» What is required
Output the full listing word for word.

» Items

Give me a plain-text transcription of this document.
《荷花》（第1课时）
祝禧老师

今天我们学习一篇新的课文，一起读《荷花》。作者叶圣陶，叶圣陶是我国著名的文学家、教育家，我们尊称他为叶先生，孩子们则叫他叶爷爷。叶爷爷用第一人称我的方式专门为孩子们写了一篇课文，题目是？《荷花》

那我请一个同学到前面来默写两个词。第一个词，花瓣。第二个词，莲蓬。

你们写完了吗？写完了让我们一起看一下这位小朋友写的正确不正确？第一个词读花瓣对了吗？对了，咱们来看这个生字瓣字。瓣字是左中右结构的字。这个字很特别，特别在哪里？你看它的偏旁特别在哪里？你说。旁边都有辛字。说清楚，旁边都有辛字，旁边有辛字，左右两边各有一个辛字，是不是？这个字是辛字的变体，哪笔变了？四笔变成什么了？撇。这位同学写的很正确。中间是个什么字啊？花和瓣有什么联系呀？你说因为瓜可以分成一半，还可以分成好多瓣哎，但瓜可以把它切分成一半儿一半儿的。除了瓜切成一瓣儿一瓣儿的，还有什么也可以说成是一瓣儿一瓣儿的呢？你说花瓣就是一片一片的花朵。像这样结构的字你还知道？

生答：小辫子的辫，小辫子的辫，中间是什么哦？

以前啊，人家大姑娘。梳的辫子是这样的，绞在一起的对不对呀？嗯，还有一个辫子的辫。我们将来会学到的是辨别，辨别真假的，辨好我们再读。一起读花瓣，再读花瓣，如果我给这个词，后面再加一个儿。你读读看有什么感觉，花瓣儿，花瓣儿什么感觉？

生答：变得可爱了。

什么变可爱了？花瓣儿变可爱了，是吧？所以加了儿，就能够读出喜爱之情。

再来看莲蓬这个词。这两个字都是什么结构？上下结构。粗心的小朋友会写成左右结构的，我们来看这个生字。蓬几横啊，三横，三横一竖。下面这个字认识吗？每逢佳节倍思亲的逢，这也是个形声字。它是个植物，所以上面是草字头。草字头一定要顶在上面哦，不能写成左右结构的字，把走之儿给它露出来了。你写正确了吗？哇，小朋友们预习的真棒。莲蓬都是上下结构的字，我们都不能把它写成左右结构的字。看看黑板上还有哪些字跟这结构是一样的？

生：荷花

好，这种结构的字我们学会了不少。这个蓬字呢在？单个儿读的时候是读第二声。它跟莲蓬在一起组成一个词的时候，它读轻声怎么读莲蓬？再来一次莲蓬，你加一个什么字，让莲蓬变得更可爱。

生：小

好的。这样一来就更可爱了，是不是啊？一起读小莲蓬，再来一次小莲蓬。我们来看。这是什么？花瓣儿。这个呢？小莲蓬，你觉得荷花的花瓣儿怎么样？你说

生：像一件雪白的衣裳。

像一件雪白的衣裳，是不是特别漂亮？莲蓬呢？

» Output for this task
Give me a plain-text transcription of this document.
《荷花》（第1课时）
祝禧老师

今天我们学习一篇新的课文，一起读《荷花》。作者叶圣陶，叶圣陶是我国著名的文学家、教育家，我们尊称他为叶先生，孩子们则叫他叶爷爷。叶爷爷用第一人称我的方式专门为孩子们写了一篇课文，题目是？《荷花》

那我请一个同学到前面来默写两个词。第一个词，花瓣。第二个词，莲蓬。

你们写完了吗？写完了让我们一起看一下这位小朋友写的正确不正确？第一个词读花瓣对了吗？对了，咱们来看这个生字瓣字。瓣字是左中右结构的字。这个字很特别，特别在哪里？你看它的偏旁特别在哪里？你说。旁边都有辛字。说清楚，旁边都有辛字，旁边有辛字，左右两边各有一个辛字，是不是？这个字是辛字的变体，哪笔变了？四笔变成什么了？撇。这位同学写的很正确。中间是个什么字啊？花和瓣有什么联系呀？你说因为瓜可以分成一半，还可以分成好多瓣哎，但瓜可以把它切分成一半儿一半儿的。除了瓜切成一瓣儿一瓣儿的，还有什么也可以说成是一瓣儿一瓣儿的呢？你说花瓣就是一片一片的花朵。像这样结构的字你还知道？

生答：小辫子的辫，小辫子的辫，中间是什么哦？

以前啊，人家大姑娘。梳的辫子是这样的，绞在一起的对不对呀？嗯，还有一个辫子的辫。我们将来会学到的是辨别，辨别真假的，辨好我们再读。一起读花瓣，再读花瓣，如果我给这个词，后面再加一个儿。你读读看有什么感觉，花瓣儿，花瓣儿什么感觉？

生答：变得可爱了。

什么变可爱了？花瓣儿变可爱了，是吧？所以加了儿，就能够读出喜爱之情。

再来看莲蓬这个词。这两个字都是什么结构？上下结构。粗心的小朋友会写成左右结构的，我们来看这个生字。蓬几横啊，三横，三横一竖。下面这个字认识吗？每逢佳节倍思亲的逢，这也是个形声字。它是个植物，所以上面是草字头。草字头一定要顶在上面哦，不能写成左右结构的字，把走之儿给它露出来了。你写正确了吗？哇，小朋友们预习的真棒。莲蓬都是上下结构的字，我们都不能把它写成左右结构的字。看看黑板上还有哪些字跟这结构是一样的？

生：荷花

好，这种结构的字我们学会了不少。这个蓬字呢在？单个儿读的时候是读第二声。它跟莲蓬在一起组成一个词的时候，它读轻声怎么读莲蓬？再来一次莲蓬，你加一个什么字，让莲蓬变得更可爱。

生：小

好的。这样一来就更可爱了，是不是啊？一起读小莲蓬，再来一次小莲蓬。我们来看。这是什么？花瓣儿。这个呢？小莲蓬，你觉得荷花的花瓣儿怎么样？你说

生：像一件雪白的衣裳。

像一件雪白的衣裳，是不是特别漂亮？莲蓬呢？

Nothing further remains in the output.